[start]

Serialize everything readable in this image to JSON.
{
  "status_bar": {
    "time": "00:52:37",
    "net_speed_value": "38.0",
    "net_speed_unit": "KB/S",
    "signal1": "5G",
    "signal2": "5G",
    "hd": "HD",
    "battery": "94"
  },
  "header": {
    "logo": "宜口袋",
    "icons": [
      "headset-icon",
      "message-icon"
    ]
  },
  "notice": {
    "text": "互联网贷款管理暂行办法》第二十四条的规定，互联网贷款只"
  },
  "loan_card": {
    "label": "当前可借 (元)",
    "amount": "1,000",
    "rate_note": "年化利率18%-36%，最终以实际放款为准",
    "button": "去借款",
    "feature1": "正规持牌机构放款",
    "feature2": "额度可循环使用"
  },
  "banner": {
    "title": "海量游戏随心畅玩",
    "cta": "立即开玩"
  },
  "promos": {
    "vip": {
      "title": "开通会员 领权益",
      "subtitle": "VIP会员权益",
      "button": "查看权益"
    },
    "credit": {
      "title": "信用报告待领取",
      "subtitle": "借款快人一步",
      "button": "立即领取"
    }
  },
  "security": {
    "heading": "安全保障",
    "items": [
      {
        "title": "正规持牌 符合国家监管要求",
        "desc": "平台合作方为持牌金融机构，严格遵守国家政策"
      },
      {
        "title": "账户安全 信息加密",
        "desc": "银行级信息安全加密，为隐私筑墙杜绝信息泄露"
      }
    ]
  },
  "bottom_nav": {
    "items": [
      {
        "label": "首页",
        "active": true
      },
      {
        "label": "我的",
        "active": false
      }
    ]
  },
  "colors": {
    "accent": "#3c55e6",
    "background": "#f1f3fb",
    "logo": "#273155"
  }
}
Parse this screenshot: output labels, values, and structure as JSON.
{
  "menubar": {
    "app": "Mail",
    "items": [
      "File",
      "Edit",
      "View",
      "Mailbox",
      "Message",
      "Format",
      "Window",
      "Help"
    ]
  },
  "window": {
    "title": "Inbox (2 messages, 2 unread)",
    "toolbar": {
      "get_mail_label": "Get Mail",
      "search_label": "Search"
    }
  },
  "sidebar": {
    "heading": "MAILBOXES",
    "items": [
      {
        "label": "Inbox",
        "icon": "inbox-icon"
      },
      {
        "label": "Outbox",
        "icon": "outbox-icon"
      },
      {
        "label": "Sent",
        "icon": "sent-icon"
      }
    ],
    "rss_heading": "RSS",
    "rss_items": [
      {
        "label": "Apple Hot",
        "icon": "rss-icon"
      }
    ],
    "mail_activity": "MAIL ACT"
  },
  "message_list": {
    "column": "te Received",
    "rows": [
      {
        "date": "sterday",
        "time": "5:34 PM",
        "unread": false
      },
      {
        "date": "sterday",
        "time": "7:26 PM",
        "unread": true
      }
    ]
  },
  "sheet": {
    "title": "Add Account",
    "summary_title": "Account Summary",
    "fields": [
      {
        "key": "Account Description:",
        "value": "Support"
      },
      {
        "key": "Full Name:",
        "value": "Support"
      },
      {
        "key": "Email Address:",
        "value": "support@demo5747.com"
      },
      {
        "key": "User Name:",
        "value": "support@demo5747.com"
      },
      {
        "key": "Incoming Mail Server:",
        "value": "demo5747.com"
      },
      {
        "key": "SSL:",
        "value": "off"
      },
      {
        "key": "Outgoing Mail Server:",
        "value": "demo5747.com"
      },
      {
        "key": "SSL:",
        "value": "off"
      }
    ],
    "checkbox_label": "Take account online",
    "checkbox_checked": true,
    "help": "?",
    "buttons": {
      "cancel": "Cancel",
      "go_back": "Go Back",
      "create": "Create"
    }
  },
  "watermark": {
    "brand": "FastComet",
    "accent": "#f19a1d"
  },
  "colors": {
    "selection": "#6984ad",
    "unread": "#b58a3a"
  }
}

[end]

Nothing may be left out: return each entry exactly as it reads.

• **REPLY**
Serialize everything readable in this image to JSON.
{
  "status_bar": {
    "time": "00:52:37",
    "net_speed_value": "38.0",
    "net_speed_unit": "KB/S",
    "signal1": "5G",
    "signal2": "5G",
    "hd": "HD",
    "battery": "94"
  },
  "header": {
    "logo": "宜口袋",
    "icons": [
      "headset-icon",
      "message-icon"
    ]
  },
  "notice": {
    "text": "互联网贷款管理暂行办法》第二十四条的规定，互联网贷款只"
  },
  "loan_card": {
    "label": "当前可借 (元)",
    "amount": "1,000",
    "rate_note": "年化利率18%-36%，最终以实际放款为准",
    "button": "去借款",
    "feature1": "正规持牌机构放款",
    "feature2": "额度可循环使用"
  },
  "banner": {
    "title": "海量游戏随心畅玩",
    "cta": "立即开玩"
  },
  "promos": {
    "vip": {
      "title": "开通会员 领权益",
      "subtitle": "VIP会员权益",
      "button": "查看权益"
    },
    "credit": {
      "title": "信用报告待领取",
      "subtitle": "借款快人一步",
      "button": "立即领取"
    }
  },
  "security": {
    "heading": "安全保障",
    "items": [
      {
        "title": "正规持牌 符合国家监管要求",
        "desc": "平台合作方为持牌金融机构，严格遵守国家政策"
      },
      {
        "title": "账户安全 信息加密",
        "desc": "银行级信息安全加密，为隐私筑墙杜绝信息泄露"
      }
    ]
  },
  "bottom_nav": {
    "items": [
      {
        "label": "首页",
        "active": true
      },
      {
        "label": "我的",
        "active": false
      }
    ]
  },
  "colors": {
    "accent": "#3c55e6",
    "background": "#f1f3fb",
    "logo": "#273155"
  }
}
Parse this screenshot: output labels, values, and structure as JSON.
{
  "menubar": {
    "app": "Mail",
    "items": [
      "File",
      "Edit",
      "View",
      "Mailbox",
      "Message",
      "Format",
      "Window",
      "Help"
    ]
  },
  "window": {
    "title": "Inbox (2 messages, 2 unread)",
    "toolbar": {
      "get_mail_label": "Get Mail",
      "search_label": "Search"
    }
  },
  "sidebar": {
    "heading": "MAILBOXES",
    "items": [
      {
        "label": "Inbox",
        "icon": "inbox-icon"
      },
      {
        "label": "Outbox",
        "icon": "outbox-icon"
      },
      {
        "label": "Sent",
        "icon": "sent-icon"
      }
    ],
    "rss_heading": "RSS",
    "rss_items": [
      {
        "label": "Apple Hot",
        "icon": "rss-icon"
      }
    ],
    "mail_activity": "MAIL ACT"
  },
  "message_list": {
    "column": "te Received",
    "rows": [
      {
        "date": "sterday",
        "time": "5:34 PM",
        "unread": false
      },
      {
        "date": "sterday",
        "time": "7:26 PM",
        "unread": true
      }
    ]
  },
  "sheet": {
    "title": "Add Account",
    "summary_title": "Account Summary",
    "fields": [
      {
        "key": "Account Description:",
        "value": "Support"
      },
      {
        "key": "Full Name:",
        "value": "Support"
      },
      {
        "key": "Email Address:",
        "value": "support@demo5747.com"
      },
      {
        "key": "User Name:",
        "value": "support@demo5747.com"
      },
      {
        "key": "Incoming Mail Server:",
        "value": "demo5747.com"
      },
      {
        "key": "SSL:",
        "value": "off"
      },
      {
        "key": "Outgoing Mail Server:",
        "value": "demo5747.com"
      },
      {
        "key": "SSL:",
        "value": "off"
      }
    ],
    "checkbox_label": "Take account online",
    "checkbox_checked": true,
    "help": "?",
    "buttons": {
      "cancel": "Cancel",
      "go_back": "Go Back",
      "create": "Create"
    }
  },
  "watermark": {
    "brand": "FastComet",
    "accent": "#f19a1d"
  },
  "colors": {
    "selection": "#6984ad",
    "unread": "#b58a3a"
  }
}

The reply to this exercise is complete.